● **Aim**
From the listing below, pull out the lines that hold "Sesión".

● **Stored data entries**

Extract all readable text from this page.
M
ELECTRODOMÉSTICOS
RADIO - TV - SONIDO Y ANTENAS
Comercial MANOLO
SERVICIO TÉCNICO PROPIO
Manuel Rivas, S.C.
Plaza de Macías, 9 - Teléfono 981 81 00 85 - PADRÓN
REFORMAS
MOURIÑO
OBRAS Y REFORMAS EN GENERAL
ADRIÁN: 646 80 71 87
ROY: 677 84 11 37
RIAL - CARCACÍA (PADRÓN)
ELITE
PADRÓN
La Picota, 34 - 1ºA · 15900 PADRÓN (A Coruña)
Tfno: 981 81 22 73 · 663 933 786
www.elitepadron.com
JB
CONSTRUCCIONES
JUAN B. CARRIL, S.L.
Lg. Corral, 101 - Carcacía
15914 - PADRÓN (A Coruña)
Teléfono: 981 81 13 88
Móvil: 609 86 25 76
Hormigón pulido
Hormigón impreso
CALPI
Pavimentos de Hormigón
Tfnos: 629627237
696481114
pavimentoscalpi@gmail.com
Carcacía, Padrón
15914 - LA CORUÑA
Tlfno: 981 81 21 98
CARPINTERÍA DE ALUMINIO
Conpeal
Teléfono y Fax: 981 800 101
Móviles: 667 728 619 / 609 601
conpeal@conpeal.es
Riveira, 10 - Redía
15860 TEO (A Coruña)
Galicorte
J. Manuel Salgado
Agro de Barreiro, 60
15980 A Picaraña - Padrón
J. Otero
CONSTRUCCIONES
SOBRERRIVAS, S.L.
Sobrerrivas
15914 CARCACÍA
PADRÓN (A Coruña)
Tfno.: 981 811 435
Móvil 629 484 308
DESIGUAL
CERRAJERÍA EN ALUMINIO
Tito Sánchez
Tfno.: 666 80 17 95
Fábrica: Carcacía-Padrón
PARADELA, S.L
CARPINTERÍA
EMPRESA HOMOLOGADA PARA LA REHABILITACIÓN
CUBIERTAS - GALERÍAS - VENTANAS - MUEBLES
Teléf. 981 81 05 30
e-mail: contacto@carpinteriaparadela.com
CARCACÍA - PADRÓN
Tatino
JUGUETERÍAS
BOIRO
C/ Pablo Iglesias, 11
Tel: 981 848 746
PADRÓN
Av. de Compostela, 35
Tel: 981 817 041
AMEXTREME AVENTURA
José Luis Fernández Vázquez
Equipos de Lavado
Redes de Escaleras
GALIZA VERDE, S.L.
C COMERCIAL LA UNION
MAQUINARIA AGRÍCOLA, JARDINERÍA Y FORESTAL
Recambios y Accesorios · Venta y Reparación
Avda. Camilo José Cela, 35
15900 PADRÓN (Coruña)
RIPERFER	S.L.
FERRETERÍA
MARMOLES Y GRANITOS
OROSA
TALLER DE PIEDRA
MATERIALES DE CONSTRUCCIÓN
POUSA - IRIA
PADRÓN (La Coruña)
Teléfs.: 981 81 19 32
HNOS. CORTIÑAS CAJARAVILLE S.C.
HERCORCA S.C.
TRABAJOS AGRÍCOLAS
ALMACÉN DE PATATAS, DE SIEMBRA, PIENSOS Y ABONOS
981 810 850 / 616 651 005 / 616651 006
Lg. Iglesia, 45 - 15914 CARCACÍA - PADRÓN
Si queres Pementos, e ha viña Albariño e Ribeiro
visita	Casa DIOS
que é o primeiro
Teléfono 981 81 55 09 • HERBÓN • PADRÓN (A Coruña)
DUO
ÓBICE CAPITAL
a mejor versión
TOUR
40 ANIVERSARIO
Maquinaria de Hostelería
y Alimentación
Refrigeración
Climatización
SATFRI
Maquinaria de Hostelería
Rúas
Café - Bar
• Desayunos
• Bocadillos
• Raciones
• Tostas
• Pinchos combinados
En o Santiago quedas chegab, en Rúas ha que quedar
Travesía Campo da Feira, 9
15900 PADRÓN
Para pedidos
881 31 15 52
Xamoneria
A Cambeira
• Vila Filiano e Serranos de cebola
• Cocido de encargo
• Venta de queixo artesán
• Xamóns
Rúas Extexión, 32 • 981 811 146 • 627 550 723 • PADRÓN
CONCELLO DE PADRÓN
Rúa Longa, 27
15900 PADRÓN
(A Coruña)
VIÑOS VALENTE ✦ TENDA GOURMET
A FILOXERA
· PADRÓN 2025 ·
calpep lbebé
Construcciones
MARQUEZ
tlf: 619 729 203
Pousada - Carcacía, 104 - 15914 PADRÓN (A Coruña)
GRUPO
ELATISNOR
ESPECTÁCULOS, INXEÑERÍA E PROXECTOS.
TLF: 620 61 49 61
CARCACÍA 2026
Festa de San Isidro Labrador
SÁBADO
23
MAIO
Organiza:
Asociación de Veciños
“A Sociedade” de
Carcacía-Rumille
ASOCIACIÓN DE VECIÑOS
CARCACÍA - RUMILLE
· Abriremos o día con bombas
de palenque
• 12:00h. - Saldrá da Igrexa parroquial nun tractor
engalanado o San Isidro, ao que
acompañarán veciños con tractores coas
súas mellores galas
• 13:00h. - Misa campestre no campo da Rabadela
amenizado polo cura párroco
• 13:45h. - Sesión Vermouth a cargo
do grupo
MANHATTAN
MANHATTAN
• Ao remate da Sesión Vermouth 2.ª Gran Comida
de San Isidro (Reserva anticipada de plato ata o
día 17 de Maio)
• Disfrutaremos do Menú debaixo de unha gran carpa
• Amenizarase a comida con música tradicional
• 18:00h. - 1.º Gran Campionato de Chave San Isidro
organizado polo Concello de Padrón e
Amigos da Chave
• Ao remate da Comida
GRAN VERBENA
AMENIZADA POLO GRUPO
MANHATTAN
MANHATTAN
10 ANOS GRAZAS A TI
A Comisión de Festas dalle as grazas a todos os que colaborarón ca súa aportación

● **Exercise output**
• 13:45h. - Sesión Vermouth a cargo
• Ao remate da Sesión Vermouth 2.ª Gran Comida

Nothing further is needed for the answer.